Take the line containing "Decode this image" and every line after it in the data below, and print them exactly as given, with nothing else.

====== Provided material ======

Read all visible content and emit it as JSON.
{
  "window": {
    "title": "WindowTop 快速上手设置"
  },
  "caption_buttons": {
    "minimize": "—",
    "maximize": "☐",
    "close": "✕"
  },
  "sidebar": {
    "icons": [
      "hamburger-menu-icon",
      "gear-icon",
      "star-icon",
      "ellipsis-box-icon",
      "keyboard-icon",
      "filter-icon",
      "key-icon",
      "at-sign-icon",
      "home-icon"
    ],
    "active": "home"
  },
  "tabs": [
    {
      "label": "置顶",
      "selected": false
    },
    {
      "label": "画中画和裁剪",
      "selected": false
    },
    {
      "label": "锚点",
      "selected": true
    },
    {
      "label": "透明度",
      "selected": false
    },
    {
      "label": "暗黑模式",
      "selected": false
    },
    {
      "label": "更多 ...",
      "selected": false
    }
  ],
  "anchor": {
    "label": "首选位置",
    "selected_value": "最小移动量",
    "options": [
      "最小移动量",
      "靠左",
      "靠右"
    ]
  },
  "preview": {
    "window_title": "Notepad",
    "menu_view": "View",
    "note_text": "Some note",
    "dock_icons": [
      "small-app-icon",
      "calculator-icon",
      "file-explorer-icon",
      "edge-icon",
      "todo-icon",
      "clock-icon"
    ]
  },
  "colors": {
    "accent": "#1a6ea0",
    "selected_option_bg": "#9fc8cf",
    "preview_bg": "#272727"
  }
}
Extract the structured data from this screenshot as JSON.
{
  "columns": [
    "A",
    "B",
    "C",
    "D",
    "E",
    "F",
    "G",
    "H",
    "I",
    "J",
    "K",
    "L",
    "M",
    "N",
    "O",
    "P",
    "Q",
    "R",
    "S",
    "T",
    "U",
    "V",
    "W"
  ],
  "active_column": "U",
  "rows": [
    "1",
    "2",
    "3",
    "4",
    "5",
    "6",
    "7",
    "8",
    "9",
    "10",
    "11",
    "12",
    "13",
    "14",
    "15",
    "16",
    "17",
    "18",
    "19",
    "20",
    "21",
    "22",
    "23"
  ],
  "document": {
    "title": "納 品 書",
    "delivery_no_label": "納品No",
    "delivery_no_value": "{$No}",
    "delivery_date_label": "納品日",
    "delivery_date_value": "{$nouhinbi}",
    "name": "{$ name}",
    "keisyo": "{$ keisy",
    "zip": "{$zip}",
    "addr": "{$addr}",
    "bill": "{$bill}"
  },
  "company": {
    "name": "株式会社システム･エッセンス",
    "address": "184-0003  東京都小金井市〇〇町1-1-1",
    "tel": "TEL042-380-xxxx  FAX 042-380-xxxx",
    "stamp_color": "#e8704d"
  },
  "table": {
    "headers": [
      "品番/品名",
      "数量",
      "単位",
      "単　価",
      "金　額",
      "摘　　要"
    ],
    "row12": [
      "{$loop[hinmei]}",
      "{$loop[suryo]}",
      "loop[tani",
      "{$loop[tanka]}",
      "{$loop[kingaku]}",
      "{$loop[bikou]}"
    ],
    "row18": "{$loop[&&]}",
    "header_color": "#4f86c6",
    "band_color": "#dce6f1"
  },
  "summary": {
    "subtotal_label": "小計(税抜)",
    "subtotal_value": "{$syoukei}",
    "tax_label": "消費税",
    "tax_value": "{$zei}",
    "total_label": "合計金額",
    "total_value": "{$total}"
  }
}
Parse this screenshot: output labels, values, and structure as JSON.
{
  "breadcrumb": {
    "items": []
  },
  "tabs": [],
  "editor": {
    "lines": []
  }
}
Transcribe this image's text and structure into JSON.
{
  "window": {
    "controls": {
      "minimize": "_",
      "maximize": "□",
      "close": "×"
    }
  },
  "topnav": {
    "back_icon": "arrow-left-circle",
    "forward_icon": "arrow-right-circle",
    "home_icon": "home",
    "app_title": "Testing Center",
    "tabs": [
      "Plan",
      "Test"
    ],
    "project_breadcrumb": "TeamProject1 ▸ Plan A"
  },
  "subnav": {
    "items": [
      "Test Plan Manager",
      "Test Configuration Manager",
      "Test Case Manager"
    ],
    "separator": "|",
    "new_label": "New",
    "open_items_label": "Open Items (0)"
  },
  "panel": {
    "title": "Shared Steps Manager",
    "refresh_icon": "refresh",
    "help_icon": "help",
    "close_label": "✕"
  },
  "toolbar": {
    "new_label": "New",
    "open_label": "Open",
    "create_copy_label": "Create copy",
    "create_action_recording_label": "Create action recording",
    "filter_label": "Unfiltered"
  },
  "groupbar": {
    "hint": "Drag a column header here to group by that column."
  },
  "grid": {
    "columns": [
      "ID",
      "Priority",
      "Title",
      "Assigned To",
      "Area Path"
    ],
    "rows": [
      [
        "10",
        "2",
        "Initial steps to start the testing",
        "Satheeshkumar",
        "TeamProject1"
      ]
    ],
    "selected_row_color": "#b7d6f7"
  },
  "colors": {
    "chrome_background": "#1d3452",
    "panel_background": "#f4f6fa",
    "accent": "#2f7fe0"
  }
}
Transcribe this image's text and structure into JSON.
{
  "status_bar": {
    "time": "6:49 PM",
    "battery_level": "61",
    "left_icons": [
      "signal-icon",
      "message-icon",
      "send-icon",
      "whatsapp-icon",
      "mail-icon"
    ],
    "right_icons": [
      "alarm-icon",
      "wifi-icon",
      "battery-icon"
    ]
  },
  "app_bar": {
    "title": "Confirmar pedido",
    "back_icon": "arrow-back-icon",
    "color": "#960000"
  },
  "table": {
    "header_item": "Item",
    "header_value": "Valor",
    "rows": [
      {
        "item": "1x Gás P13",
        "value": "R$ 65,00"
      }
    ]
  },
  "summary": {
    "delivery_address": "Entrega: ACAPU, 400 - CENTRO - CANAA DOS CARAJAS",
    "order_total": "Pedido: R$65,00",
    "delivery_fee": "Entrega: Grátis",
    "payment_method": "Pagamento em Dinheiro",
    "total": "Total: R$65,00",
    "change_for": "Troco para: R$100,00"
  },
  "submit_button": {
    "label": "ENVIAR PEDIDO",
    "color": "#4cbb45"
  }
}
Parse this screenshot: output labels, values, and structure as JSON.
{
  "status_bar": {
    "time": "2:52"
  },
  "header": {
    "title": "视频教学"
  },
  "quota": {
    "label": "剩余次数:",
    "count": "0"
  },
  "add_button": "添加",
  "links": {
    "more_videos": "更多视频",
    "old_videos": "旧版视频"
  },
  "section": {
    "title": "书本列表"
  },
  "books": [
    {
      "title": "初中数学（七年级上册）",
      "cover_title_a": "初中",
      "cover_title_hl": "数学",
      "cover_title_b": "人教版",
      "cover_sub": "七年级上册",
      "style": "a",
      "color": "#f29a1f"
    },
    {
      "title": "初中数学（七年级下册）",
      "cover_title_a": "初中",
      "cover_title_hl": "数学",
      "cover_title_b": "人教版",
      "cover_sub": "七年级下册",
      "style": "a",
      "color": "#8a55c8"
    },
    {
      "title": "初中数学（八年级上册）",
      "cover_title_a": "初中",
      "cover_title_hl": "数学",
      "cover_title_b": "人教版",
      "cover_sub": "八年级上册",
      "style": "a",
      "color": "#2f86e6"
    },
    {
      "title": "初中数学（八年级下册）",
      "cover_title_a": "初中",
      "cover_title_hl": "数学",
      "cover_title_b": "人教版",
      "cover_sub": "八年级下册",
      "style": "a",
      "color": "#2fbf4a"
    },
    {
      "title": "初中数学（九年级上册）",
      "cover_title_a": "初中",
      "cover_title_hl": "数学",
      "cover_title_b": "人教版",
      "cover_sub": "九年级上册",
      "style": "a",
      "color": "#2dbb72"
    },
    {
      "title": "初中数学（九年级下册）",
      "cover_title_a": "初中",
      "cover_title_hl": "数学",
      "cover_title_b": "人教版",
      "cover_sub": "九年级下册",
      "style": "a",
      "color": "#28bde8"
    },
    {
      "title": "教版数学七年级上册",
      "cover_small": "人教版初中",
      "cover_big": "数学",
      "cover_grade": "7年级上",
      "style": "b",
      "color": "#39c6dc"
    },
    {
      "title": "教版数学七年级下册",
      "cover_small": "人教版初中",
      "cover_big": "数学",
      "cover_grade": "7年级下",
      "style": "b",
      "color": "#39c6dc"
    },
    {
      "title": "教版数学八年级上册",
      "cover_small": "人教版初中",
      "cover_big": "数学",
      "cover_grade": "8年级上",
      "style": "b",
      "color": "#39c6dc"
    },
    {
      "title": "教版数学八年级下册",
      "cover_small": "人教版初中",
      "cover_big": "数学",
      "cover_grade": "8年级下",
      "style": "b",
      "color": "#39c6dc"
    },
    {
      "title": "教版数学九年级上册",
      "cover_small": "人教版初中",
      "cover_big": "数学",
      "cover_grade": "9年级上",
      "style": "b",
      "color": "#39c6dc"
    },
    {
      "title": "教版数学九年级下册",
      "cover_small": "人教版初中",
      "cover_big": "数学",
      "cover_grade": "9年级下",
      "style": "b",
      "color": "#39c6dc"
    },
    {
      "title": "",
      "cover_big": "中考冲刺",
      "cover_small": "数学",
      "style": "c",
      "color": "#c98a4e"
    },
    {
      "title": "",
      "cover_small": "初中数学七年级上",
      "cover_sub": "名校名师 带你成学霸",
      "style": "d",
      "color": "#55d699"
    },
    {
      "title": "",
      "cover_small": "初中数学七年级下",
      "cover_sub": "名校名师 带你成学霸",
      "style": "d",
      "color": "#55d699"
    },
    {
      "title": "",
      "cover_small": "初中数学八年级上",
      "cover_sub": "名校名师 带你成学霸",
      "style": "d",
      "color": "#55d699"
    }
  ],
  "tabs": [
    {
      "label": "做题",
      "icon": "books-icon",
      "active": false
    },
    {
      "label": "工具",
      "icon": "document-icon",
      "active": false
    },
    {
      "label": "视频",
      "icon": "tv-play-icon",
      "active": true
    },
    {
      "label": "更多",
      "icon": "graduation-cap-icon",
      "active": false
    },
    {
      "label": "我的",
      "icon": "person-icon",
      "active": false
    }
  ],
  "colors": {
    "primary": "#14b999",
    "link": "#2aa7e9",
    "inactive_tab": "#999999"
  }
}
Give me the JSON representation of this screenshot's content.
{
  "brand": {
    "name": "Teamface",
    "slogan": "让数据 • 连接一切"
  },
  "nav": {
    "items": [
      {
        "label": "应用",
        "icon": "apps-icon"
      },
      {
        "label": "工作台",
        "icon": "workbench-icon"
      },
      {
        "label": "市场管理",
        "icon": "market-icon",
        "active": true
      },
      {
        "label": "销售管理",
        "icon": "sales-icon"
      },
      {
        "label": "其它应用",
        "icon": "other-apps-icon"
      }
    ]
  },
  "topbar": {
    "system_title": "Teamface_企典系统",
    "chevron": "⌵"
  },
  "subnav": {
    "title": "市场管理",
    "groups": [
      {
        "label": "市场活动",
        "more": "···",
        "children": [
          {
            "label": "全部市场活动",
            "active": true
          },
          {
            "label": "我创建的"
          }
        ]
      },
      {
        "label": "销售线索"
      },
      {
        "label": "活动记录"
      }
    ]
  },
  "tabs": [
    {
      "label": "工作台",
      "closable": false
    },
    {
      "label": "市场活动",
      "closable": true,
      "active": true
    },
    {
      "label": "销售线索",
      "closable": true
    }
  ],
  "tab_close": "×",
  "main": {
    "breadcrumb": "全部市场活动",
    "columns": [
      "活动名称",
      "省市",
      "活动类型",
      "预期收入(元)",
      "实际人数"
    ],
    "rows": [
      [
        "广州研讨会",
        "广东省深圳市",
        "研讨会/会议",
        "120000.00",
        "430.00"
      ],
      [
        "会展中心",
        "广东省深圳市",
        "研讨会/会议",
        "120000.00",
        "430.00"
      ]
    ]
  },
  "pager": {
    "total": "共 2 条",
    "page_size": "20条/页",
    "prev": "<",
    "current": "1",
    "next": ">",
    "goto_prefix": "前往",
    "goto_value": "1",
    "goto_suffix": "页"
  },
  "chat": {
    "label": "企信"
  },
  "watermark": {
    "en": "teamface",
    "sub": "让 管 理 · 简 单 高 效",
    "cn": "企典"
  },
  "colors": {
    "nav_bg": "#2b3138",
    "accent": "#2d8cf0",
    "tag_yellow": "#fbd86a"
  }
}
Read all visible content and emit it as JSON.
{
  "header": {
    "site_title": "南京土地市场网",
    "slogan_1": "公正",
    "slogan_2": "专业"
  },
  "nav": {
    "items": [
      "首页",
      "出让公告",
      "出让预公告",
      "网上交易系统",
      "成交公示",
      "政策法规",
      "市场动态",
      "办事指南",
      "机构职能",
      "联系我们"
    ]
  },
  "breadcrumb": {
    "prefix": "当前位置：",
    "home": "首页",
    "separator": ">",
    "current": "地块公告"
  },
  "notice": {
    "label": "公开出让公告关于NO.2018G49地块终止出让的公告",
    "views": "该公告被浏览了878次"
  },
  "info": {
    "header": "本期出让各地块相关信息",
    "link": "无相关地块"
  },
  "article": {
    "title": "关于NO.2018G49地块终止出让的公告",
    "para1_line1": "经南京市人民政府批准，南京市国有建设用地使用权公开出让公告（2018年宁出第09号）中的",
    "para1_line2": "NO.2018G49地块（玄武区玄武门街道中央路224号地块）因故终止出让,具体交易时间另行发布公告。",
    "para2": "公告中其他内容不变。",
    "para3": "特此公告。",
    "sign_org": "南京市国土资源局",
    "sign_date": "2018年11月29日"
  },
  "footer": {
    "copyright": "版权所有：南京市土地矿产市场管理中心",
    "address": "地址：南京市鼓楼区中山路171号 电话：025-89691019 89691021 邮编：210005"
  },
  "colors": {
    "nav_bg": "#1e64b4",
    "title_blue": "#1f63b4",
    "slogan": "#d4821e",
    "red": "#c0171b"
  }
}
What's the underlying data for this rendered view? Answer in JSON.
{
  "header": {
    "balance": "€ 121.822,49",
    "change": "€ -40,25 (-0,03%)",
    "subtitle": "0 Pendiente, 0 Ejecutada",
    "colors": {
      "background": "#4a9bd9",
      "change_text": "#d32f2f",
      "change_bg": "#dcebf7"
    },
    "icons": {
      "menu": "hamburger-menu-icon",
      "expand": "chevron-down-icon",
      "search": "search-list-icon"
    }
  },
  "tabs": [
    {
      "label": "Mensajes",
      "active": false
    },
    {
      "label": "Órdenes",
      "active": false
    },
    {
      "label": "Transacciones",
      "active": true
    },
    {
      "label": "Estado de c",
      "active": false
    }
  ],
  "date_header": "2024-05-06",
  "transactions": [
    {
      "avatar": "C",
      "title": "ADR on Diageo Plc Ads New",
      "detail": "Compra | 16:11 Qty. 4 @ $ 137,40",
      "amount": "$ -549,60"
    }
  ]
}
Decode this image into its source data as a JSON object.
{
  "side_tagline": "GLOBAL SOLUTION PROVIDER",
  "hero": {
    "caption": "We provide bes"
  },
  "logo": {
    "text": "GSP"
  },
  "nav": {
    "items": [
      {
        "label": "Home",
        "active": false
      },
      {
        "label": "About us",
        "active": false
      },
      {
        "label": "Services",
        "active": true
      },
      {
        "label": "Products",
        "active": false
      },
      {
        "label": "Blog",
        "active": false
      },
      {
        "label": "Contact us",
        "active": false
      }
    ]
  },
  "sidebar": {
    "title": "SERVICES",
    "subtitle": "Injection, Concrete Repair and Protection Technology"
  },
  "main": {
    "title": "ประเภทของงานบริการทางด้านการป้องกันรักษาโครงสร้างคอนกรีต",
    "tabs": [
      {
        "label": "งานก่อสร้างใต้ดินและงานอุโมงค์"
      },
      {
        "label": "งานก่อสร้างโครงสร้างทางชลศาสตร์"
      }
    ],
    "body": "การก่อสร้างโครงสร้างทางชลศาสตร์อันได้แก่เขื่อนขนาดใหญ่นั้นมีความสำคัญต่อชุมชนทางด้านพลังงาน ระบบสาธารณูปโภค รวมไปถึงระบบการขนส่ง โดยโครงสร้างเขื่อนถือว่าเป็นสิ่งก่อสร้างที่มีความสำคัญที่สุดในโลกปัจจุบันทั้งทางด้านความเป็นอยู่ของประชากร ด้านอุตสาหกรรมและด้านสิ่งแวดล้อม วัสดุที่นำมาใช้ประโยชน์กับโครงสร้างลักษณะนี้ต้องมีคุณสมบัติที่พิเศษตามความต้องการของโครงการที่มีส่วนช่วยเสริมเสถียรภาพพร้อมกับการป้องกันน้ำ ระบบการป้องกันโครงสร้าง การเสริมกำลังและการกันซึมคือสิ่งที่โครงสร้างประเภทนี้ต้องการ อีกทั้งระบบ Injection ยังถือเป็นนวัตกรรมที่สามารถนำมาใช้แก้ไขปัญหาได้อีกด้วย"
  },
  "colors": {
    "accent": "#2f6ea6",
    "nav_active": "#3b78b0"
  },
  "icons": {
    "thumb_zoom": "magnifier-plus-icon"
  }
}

======

* _Result of the task_
Decode this image into its source data as a JSON object.
{
  "side_tagline": "GLOBAL SOLUTION PROVIDER",
  "hero": {
    "caption": "We provide bes"
  },
  "logo": {
    "text": "GSP"
  },
  "nav": {
    "items": [
      {
        "label": "Home",
        "active": false
      },
      {
        "label": "About us",
        "active": false
      },
      {
        "label": "Services",
        "active": true
      },
      {
        "label": "Products",
        "active": false
      },
      {
        "label": "Blog",
        "active": false
      },
      {
        "label": "Contact us",
        "active": false
      }
    ]
  },
  "sidebar": {
    "title": "SERVICES",
    "subtitle": "Injection, Concrete Repair and Protection Technology"
  },
  "main": {
    "title": "ประเภทของงานบริการทางด้านการป้องกันรักษาโครงสร้างคอนกรีต",
    "tabs": [
      {
        "label": "งานก่อสร้างใต้ดินและงานอุโมงค์"
      },
      {
        "label": "งานก่อสร้างโครงสร้างทางชลศาสตร์"
      }
    ],
    "body": "การก่อสร้างโครงสร้างทางชลศาสตร์อันได้แก่เขื่อนขนาดใหญ่นั้นมีความสำคัญต่อชุมชนทางด้านพลังงาน ระบบสาธารณูปโภค รวมไปถึงระบบการขนส่ง โดยโครงสร้างเขื่อนถือว่าเป็นสิ่งก่อสร้างที่มีความสำคัญที่สุดในโลกปัจจุบันทั้งทางด้านความเป็นอยู่ของประชากร ด้านอุตสาหกรรมและด้านสิ่งแวดล้อม วัสดุที่นำมาใช้ประโยชน์กับโครงสร้างลักษณะนี้ต้องมีคุณสมบัติที่พิเศษตามความต้องการของโครงการที่มีส่วนช่วยเสริมเสถียรภาพพร้อมกับการป้องกันน้ำ ระบบการป้องกันโครงสร้าง การเสริมกำลังและการกันซึมคือสิ่งที่โครงสร้างประเภทนี้ต้องการ อีกทั้งระบบ Injection ยังถือเป็นนวัตกรรมที่สามารถนำมาใช้แก้ไขปัญหาได้อีกด้วย"
  },
  "colors": {
    "accent": "#2f6ea6",
    "nav_active": "#3b78b0"
  },
  "icons": {
    "thumb_zoom": "magnifier-plus-icon"
  }
}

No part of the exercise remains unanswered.